Stored records:
□ □ □ □

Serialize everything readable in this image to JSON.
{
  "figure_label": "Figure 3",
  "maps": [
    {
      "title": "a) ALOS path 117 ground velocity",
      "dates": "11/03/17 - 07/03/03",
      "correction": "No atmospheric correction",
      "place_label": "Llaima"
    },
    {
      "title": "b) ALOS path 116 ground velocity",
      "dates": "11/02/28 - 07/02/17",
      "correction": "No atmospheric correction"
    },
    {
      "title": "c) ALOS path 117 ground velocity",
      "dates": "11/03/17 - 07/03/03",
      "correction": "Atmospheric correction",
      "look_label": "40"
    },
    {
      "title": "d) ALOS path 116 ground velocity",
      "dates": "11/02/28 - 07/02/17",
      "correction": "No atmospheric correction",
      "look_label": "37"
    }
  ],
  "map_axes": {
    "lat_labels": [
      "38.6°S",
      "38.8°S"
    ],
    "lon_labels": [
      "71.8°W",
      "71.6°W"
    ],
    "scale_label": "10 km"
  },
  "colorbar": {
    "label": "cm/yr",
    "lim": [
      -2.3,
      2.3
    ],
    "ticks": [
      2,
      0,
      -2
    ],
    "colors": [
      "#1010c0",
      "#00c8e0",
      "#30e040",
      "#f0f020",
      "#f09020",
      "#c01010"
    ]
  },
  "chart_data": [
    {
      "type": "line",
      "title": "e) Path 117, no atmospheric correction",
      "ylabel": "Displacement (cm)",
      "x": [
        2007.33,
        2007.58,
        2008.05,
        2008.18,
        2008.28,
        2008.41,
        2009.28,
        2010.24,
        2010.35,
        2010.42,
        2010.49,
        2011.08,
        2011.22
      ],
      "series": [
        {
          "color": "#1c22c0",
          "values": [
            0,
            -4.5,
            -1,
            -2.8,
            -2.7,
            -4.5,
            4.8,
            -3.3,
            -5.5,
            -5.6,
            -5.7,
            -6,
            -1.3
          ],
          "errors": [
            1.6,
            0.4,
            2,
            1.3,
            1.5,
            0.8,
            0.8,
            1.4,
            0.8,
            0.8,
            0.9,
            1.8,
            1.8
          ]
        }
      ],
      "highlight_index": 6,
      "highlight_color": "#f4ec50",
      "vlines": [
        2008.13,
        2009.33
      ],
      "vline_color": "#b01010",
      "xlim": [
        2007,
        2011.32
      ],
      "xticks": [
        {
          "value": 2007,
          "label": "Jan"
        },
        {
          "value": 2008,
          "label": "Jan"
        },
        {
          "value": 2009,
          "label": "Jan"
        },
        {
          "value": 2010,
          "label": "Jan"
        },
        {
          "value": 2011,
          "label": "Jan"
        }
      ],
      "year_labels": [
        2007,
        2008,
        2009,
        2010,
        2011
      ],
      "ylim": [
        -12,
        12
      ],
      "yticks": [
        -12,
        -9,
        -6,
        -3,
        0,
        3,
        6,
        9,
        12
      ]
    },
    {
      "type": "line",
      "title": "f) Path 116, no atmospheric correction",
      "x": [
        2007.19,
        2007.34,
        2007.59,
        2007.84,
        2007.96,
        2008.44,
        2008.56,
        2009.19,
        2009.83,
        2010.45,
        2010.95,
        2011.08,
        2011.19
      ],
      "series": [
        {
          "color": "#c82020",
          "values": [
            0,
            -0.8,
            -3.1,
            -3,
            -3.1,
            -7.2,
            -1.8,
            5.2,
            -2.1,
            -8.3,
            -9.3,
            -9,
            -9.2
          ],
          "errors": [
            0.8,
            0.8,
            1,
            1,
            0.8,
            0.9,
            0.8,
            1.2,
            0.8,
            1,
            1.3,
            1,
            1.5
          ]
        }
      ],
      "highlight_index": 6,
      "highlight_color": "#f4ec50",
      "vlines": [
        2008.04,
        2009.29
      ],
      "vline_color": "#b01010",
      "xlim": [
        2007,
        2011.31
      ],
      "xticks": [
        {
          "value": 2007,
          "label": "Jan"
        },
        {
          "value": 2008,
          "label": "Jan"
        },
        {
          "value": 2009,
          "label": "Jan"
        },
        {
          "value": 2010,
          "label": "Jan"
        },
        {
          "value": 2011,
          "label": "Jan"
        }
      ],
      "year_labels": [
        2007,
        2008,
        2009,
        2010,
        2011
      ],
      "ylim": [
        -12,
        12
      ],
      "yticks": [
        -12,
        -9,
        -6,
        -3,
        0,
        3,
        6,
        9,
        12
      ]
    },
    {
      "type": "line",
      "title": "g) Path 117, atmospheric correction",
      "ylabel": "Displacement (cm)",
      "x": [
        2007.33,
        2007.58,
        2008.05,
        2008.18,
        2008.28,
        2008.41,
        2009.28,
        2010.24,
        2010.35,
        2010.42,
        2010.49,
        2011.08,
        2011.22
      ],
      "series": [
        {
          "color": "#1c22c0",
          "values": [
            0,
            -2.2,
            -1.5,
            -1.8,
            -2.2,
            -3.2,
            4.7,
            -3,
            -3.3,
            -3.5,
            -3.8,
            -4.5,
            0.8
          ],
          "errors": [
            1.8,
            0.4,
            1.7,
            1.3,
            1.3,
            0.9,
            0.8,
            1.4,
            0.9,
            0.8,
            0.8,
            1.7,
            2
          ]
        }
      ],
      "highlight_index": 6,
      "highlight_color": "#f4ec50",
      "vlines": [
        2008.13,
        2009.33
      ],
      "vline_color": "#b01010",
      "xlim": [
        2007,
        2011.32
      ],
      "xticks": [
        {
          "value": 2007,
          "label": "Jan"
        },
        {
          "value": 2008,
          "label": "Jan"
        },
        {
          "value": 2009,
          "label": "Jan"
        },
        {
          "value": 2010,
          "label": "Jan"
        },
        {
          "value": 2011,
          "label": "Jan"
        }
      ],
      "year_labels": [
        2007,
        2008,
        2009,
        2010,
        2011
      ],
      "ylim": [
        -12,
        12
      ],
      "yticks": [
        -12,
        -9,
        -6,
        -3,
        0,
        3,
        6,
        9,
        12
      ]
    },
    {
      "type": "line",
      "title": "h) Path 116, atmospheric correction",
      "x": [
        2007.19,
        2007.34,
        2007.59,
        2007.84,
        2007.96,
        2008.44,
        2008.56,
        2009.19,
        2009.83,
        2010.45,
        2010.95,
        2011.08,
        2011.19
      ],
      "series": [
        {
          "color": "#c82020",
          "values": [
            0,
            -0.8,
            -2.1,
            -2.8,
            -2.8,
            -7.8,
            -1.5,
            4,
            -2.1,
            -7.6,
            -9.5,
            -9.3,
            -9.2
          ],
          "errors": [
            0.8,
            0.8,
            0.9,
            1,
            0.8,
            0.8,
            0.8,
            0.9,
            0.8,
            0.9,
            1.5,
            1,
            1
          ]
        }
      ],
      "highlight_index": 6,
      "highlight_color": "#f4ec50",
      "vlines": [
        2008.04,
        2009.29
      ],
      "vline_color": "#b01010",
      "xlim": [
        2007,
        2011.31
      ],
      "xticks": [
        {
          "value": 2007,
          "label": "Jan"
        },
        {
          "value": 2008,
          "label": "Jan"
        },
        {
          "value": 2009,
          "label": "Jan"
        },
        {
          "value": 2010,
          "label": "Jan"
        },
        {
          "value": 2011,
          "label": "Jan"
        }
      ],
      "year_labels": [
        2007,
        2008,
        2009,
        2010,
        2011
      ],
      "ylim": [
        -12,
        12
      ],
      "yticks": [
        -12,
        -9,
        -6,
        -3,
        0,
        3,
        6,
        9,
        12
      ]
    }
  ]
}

□ □ □ □

▶ _Your objective_:
Gather from the data above every line with the string "ALOS".

▶ _The completed task_:
      "title": "a) ALOS path 117 ground velocity",
      "title": "b) ALOS path 116 ground velocity",
      "title": "c) ALOS path 117 ground velocity",
      "title": "d) ALOS path 116 ground velocity",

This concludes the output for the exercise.